## WHAT YOU SHOULD DO
Extract, from the records beneath this instruction, each line that contains the word "Francorum".
:: MATERIAL PROVIDED
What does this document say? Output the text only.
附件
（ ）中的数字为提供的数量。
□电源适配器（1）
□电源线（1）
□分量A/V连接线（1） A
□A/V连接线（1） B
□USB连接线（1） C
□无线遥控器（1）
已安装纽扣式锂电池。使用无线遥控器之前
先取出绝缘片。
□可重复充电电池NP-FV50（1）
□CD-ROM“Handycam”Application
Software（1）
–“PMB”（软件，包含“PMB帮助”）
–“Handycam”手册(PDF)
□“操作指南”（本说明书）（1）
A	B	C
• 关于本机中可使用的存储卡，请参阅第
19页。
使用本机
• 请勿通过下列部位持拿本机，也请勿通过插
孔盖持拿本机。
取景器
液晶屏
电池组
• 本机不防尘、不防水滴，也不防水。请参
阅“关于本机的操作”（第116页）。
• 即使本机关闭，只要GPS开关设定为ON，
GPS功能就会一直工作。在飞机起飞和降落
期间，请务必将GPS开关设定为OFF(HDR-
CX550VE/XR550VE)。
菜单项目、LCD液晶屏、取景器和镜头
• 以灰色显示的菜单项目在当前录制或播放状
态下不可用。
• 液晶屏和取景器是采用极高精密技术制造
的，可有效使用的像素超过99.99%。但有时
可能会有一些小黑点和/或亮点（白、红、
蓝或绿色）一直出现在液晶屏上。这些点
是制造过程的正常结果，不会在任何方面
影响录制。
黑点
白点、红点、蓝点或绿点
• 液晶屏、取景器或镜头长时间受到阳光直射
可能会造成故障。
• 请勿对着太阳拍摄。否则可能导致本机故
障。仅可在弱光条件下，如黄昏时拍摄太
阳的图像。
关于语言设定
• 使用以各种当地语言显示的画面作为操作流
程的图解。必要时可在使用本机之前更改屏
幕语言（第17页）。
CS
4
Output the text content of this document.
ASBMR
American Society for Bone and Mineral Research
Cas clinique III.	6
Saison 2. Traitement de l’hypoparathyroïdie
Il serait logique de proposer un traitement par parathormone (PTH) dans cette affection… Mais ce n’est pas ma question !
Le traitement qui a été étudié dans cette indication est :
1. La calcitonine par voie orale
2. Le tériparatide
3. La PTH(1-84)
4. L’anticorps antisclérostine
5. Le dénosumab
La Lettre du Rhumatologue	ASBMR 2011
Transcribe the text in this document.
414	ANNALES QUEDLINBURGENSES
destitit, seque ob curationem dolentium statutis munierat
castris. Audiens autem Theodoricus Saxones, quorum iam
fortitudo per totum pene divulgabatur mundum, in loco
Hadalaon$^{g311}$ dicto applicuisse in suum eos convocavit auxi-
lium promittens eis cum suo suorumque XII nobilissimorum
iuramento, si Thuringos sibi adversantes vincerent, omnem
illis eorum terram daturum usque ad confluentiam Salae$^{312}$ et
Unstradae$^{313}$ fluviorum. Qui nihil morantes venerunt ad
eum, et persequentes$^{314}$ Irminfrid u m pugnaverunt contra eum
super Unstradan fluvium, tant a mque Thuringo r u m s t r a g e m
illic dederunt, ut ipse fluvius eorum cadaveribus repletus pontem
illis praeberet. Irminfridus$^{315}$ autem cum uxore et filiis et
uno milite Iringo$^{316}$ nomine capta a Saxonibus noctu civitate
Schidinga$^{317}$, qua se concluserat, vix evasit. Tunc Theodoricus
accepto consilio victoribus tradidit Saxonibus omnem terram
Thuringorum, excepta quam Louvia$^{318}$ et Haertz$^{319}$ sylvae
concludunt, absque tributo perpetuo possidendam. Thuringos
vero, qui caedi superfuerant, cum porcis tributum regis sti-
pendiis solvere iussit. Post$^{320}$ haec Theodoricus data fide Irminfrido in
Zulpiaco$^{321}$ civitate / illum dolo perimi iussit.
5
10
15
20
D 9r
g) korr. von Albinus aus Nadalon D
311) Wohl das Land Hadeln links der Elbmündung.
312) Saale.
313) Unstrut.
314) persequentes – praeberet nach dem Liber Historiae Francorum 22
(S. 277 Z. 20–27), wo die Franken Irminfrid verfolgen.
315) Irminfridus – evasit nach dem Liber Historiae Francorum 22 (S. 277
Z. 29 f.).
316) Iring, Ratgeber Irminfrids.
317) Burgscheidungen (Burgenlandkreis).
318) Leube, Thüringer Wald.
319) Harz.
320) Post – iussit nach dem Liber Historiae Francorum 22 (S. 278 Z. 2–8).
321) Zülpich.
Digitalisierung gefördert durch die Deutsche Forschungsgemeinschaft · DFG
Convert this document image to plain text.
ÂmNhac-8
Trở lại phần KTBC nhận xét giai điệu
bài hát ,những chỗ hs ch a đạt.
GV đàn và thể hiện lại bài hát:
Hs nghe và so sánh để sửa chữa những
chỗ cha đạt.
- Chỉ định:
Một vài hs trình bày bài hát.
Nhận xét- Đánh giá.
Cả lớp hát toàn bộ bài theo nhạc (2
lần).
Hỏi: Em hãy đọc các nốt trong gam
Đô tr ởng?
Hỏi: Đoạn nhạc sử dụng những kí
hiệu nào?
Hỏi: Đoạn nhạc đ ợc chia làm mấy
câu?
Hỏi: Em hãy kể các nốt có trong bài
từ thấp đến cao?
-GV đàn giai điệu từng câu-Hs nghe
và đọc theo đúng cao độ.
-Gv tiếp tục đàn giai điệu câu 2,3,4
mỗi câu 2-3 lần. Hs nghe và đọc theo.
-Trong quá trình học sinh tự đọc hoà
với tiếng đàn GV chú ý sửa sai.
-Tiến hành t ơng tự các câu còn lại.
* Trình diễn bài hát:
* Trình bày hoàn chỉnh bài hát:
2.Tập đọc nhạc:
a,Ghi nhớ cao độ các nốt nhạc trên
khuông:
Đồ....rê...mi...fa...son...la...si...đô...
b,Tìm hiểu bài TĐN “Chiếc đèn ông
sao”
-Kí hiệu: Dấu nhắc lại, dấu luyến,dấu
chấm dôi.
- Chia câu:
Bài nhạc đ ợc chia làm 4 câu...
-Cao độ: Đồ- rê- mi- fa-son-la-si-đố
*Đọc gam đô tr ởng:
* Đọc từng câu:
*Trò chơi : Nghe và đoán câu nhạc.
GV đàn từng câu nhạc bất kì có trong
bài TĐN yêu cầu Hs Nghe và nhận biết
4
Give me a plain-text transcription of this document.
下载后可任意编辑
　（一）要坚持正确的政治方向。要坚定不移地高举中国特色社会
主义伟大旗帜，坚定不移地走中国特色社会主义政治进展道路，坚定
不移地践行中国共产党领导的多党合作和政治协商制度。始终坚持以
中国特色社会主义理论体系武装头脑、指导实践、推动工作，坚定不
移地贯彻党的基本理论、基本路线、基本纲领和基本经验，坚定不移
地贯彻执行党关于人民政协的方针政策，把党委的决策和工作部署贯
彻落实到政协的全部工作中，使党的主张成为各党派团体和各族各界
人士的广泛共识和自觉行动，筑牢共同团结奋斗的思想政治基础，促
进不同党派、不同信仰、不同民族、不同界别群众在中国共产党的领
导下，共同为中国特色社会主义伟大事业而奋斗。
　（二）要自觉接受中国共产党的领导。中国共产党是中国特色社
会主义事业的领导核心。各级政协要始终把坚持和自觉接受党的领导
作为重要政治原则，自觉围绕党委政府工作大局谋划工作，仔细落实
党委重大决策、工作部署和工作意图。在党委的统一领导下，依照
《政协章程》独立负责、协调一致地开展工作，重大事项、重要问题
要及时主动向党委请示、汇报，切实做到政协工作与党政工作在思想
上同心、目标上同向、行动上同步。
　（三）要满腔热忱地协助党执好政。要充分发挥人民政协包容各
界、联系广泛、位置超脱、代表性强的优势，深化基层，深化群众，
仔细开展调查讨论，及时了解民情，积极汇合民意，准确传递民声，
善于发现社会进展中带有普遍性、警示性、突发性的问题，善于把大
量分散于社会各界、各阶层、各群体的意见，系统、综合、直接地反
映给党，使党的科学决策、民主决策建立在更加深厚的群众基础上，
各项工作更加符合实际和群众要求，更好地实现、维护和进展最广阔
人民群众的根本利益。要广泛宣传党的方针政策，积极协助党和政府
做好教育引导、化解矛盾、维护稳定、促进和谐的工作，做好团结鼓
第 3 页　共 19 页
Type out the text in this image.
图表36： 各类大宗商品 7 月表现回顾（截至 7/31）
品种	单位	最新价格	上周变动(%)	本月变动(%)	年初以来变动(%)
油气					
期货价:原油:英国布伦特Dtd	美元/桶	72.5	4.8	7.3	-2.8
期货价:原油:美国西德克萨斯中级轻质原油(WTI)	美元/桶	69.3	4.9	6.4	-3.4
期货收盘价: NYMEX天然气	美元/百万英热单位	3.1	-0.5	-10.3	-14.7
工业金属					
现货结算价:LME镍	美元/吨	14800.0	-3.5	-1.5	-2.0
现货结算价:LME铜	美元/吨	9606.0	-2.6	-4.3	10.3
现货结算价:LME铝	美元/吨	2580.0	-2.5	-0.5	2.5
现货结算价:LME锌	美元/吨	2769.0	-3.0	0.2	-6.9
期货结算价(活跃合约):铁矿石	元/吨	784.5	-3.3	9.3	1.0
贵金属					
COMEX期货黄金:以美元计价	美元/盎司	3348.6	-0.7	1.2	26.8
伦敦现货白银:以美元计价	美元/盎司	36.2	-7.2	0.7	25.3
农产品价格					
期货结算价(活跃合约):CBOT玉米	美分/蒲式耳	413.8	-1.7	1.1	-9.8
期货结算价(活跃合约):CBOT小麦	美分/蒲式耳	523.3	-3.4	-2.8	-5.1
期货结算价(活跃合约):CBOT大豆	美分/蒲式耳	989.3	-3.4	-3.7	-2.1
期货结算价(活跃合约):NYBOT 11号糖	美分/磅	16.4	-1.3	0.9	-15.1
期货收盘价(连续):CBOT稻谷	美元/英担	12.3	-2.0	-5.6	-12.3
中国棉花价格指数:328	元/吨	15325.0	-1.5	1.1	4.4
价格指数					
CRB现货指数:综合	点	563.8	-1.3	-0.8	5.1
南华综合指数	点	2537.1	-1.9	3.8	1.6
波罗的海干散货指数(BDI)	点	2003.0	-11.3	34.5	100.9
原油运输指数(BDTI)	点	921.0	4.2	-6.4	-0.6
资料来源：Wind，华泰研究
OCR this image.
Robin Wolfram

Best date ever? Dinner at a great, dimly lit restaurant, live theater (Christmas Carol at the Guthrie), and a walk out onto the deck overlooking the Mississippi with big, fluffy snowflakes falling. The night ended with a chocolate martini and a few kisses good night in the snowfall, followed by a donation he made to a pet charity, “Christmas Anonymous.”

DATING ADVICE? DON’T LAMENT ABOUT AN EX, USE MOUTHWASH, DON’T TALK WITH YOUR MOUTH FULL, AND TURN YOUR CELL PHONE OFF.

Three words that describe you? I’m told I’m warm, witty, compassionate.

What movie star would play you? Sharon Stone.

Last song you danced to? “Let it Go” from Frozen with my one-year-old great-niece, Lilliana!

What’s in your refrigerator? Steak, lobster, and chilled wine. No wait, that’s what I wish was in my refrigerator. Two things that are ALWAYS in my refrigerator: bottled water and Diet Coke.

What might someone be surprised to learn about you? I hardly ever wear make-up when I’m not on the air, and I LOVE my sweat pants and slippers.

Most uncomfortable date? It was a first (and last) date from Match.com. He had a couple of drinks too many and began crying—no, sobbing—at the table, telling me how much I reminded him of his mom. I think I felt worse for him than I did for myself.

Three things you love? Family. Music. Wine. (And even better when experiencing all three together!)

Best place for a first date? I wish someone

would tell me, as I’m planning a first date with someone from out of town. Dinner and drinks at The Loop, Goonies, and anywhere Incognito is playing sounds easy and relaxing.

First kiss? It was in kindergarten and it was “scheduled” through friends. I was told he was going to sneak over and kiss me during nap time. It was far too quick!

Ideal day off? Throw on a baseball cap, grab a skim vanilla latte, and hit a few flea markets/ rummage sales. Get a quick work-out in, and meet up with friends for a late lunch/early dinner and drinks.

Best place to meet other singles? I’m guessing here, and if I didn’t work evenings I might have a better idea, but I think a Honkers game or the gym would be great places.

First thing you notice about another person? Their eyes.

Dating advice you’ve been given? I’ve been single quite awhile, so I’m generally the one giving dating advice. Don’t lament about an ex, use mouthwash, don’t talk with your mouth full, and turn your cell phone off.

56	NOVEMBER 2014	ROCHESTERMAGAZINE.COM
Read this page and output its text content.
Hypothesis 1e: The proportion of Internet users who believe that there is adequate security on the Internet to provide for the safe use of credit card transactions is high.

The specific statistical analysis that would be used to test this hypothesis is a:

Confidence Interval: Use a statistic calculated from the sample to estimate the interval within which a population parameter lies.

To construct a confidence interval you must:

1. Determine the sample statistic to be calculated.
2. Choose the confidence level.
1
::::
## OUTPUT FOR THIS TASK
314) persequentes – praeberet nach dem Liber Historiae Francorum 22
315) Irminfridus – evasit nach dem Liber Historiae Francorum 22 (S. 277
320) Post – iussit nach dem Liber Historiae Francorum 22 (S. 278 Z. 2–8).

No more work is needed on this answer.